··· Input for this task ···
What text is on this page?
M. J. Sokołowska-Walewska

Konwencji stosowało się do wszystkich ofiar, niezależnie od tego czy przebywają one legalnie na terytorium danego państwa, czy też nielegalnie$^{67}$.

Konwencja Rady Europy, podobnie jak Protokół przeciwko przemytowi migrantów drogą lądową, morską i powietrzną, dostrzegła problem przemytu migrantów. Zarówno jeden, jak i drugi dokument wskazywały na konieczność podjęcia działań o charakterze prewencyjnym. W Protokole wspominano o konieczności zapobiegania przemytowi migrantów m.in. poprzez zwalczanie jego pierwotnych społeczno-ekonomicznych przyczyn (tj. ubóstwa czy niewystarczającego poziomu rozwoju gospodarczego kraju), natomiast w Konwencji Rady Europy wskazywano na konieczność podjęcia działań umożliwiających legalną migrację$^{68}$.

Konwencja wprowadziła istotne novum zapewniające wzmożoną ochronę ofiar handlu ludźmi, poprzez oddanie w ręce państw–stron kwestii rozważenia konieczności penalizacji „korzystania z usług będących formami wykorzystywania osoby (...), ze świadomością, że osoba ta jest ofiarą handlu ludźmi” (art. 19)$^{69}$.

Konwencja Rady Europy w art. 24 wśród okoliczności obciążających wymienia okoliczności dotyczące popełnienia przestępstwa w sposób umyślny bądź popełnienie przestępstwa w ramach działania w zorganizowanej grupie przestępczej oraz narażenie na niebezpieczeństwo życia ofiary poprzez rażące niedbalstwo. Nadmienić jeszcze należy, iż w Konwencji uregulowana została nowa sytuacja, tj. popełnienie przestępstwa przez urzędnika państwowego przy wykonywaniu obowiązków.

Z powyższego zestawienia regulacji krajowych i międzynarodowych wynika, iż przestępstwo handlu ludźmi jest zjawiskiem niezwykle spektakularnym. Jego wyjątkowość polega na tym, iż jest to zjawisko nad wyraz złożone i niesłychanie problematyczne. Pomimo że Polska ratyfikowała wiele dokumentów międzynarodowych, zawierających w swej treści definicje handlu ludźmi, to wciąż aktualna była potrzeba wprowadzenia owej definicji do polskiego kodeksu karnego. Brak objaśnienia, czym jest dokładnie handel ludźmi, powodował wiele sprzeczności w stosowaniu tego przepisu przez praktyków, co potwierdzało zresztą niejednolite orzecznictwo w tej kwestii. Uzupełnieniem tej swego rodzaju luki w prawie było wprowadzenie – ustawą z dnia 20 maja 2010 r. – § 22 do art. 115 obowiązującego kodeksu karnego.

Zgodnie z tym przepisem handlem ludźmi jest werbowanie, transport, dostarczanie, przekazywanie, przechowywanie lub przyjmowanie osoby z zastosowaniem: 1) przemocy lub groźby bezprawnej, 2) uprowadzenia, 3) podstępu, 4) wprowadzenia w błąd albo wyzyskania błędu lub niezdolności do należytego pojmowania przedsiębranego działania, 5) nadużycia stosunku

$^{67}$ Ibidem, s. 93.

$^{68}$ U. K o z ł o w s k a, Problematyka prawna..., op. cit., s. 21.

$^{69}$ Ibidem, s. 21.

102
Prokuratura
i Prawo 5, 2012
···
**Written request:**
In the material above, find the lines that contain "konieczności" and show them.

**Answer to the problem:**
Konwencja Rady Europy, podobnie jak Protokół przeciwko przemytowi migrantów drogą lądową, morską i powietrzną, dostrzegła problem przemytu migrantów. Zarówno jeden, jak i drugi dokument wskazywały na konieczność podjęcia działań o charakterze prewencyjnym. W Protokole wspominano o konieczności zapobiegania przemytowi migrantów m.in. poprzez zwalczanie jego pierwotnych społeczno-ekonomicznych przyczyn (tj. ubóstwa czy niewystarczającego poziomu rozwoju gospodarczego kraju), natomiast w Konwencji Rady Europy wskazywano na konieczność podjęcia działań umożliwiających legalną migrację$^{68}$.
Konwencja wprowadziła istotne novum zapewniające wzmożoną ochronę ofiar handlu ludźmi, poprzez oddanie w ręce państw–stron kwestii rozważenia konieczności penalizacji „korzystania z usług będących formami wykorzystywania osoby (...), ze świadomością, że osoba ta jest ofiarą handlu ludźmi” (art. 19)$^{69}$.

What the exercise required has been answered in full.